> [Task] Return each line of the material verbatim.

> [Exercise material]
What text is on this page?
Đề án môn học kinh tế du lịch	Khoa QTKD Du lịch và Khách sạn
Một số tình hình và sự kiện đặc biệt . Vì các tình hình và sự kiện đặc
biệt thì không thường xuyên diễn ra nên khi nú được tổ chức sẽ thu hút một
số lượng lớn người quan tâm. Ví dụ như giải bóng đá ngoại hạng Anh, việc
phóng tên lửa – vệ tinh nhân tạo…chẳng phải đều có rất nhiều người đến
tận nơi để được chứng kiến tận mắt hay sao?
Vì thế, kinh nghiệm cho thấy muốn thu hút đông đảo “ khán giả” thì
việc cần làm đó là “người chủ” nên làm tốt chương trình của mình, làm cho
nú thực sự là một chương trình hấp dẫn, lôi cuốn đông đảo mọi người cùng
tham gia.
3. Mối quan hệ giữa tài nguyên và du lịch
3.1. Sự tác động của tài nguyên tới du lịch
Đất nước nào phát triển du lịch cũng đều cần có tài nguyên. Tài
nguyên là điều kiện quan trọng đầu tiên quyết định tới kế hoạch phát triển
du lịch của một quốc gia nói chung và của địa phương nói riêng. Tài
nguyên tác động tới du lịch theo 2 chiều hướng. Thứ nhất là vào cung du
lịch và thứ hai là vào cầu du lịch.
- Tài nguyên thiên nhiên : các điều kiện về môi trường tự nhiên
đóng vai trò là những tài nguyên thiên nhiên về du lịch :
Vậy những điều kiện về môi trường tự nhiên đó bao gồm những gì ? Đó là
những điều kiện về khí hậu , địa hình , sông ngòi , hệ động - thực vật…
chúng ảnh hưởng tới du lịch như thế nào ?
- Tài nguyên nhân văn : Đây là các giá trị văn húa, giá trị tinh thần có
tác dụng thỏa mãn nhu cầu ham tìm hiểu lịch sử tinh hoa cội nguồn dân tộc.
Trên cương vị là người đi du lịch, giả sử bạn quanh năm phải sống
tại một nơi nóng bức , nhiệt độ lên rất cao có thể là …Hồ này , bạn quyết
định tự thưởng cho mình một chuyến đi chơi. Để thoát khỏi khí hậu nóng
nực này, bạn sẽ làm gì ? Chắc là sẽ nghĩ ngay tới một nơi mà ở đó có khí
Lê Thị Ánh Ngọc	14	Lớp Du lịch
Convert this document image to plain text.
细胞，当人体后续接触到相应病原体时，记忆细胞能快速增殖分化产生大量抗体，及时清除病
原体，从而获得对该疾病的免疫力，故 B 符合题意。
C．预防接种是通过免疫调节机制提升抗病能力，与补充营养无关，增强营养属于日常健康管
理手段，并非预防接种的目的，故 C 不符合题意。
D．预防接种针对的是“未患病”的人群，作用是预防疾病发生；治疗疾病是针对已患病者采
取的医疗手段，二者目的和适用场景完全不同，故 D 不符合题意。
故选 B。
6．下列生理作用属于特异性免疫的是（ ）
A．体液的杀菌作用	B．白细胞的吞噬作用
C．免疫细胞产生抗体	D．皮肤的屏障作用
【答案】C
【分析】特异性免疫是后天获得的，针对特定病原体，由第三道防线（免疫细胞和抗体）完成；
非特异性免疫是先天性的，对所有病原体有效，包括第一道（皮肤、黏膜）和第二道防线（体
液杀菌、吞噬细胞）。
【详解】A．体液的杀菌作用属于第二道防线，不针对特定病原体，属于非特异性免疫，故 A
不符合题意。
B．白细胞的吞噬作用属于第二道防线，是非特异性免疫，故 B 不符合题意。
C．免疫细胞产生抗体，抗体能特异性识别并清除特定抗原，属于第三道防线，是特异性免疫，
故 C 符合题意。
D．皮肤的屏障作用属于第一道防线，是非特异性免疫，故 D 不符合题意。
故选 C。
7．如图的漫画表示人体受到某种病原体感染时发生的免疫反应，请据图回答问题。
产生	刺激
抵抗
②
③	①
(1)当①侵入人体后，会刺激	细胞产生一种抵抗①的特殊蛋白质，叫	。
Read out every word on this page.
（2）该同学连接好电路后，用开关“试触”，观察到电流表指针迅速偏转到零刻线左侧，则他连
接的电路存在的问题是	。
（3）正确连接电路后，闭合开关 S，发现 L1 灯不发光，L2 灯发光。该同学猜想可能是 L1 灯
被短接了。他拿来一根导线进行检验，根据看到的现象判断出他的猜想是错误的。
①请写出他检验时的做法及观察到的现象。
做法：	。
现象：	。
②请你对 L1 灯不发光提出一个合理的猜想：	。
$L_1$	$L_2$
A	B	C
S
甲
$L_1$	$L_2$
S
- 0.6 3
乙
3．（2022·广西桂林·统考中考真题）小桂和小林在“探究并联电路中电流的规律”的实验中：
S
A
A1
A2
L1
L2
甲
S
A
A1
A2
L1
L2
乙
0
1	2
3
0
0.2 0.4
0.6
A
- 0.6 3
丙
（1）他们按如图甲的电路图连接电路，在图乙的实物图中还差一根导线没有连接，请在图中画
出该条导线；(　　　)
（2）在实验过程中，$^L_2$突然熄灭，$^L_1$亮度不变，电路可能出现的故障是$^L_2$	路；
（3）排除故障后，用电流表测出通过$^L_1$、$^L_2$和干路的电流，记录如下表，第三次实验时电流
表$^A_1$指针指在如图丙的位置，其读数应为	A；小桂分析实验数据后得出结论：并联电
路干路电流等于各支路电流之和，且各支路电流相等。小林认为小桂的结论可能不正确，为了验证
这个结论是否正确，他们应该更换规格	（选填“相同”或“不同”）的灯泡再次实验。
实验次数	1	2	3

> [Output]
What text is on this page?
Đề án môn học kinh tế du lịch	Khoa QTKD Du lịch và Khách sạn
Một số tình hình và sự kiện đặc biệt . Vì các tình hình và sự kiện đặc
biệt thì không thường xuyên diễn ra nên khi nú được tổ chức sẽ thu hút một
số lượng lớn người quan tâm. Ví dụ như giải bóng đá ngoại hạng Anh, việc
phóng tên lửa – vệ tinh nhân tạo…chẳng phải đều có rất nhiều người đến
tận nơi để được chứng kiến tận mắt hay sao?
Vì thế, kinh nghiệm cho thấy muốn thu hút đông đảo “ khán giả” thì
việc cần làm đó là “người chủ” nên làm tốt chương trình của mình, làm cho
nú thực sự là một chương trình hấp dẫn, lôi cuốn đông đảo mọi người cùng
tham gia.
3. Mối quan hệ giữa tài nguyên và du lịch
3.1. Sự tác động của tài nguyên tới du lịch
Đất nước nào phát triển du lịch cũng đều cần có tài nguyên. Tài
nguyên là điều kiện quan trọng đầu tiên quyết định tới kế hoạch phát triển
du lịch của một quốc gia nói chung và của địa phương nói riêng. Tài
nguyên tác động tới du lịch theo 2 chiều hướng. Thứ nhất là vào cung du
lịch và thứ hai là vào cầu du lịch.
- Tài nguyên thiên nhiên : các điều kiện về môi trường tự nhiên
đóng vai trò là những tài nguyên thiên nhiên về du lịch :
Vậy những điều kiện về môi trường tự nhiên đó bao gồm những gì ? Đó là
những điều kiện về khí hậu , địa hình , sông ngòi , hệ động - thực vật…
chúng ảnh hưởng tới du lịch như thế nào ?
- Tài nguyên nhân văn : Đây là các giá trị văn húa, giá trị tinh thần có
tác dụng thỏa mãn nhu cầu ham tìm hiểu lịch sử tinh hoa cội nguồn dân tộc.
Trên cương vị là người đi du lịch, giả sử bạn quanh năm phải sống
tại một nơi nóng bức , nhiệt độ lên rất cao có thể là …Hồ này , bạn quyết
định tự thưởng cho mình một chuyến đi chơi. Để thoát khỏi khí hậu nóng
nực này, bạn sẽ làm gì ? Chắc là sẽ nghĩ ngay tới một nơi mà ở đó có khí
Lê Thị Ánh Ngọc	14	Lớp Du lịch
Convert this document image to plain text.
细胞，当人体后续接触到相应病原体时，记忆细胞能快速增殖分化产生大量抗体，及时清除病
原体，从而获得对该疾病的免疫力，故 B 符合题意。
C．预防接种是通过免疫调节机制提升抗病能力，与补充营养无关，增强营养属于日常健康管
理手段，并非预防接种的目的，故 C 不符合题意。
D．预防接种针对的是“未患病”的人群，作用是预防疾病发生；治疗疾病是针对已患病者采
取的医疗手段，二者目的和适用场景完全不同，故 D 不符合题意。
故选 B。
6．下列生理作用属于特异性免疫的是（ ）
A．体液的杀菌作用	B．白细胞的吞噬作用
C．免疫细胞产生抗体	D．皮肤的屏障作用
【答案】C
【分析】特异性免疫是后天获得的，针对特定病原体，由第三道防线（免疫细胞和抗体）完成；
非特异性免疫是先天性的，对所有病原体有效，包括第一道（皮肤、黏膜）和第二道防线（体
液杀菌、吞噬细胞）。
【详解】A．体液的杀菌作用属于第二道防线，不针对特定病原体，属于非特异性免疫，故 A
不符合题意。
B．白细胞的吞噬作用属于第二道防线，是非特异性免疫，故 B 不符合题意。
C．免疫细胞产生抗体，抗体能特异性识别并清除特定抗原，属于第三道防线，是特异性免疫，
故 C 符合题意。
D．皮肤的屏障作用属于第一道防线，是非特异性免疫，故 D 不符合题意。
故选 C。
7．如图的漫画表示人体受到某种病原体感染时发生的免疫反应，请据图回答问题。
产生	刺激
抵抗
②
③	①
(1)当①侵入人体后，会刺激	细胞产生一种抵抗①的特殊蛋白质，叫	。
Read out every word on this page.
（2）该同学连接好电路后，用开关“试触”，观察到电流表指针迅速偏转到零刻线左侧，则他连
接的电路存在的问题是	。
（3）正确连接电路后，闭合开关 S，发现 L1 灯不发光，L2 灯发光。该同学猜想可能是 L1 灯
被短接了。他拿来一根导线进行检验，根据看到的现象判断出他的猜想是错误的。
①请写出他检验时的做法及观察到的现象。
做法：	。
现象：	。
②请你对 L1 灯不发光提出一个合理的猜想：	。
$L_1$	$L_2$
A	B	C
S
甲
$L_1$	$L_2$
S
- 0.6 3
乙
3．（2022·广西桂林·统考中考真题）小桂和小林在“探究并联电路中电流的规律”的实验中：
S
A
A1
A2
L1
L2
甲
S
A
A1
A2
L1
L2
乙
0
1	2
3
0
0.2 0.4
0.6
A
- 0.6 3
丙
（1）他们按如图甲的电路图连接电路，在图乙的实物图中还差一根导线没有连接，请在图中画
出该条导线；(　　　)
（2）在实验过程中，$^L_2$突然熄灭，$^L_1$亮度不变，电路可能出现的故障是$^L_2$	路；
（3）排除故障后，用电流表测出通过$^L_1$、$^L_2$和干路的电流，记录如下表，第三次实验时电流
表$^A_1$指针指在如图丙的位置，其读数应为	A；小桂分析实验数据后得出结论：并联电
路干路电流等于各支路电流之和，且各支路电流相等。小林认为小桂的结论可能不正确，为了验证
这个结论是否正确，他们应该更换规格	（选填“相同”或“不同”）的灯泡再次实验。
实验次数	1	2	3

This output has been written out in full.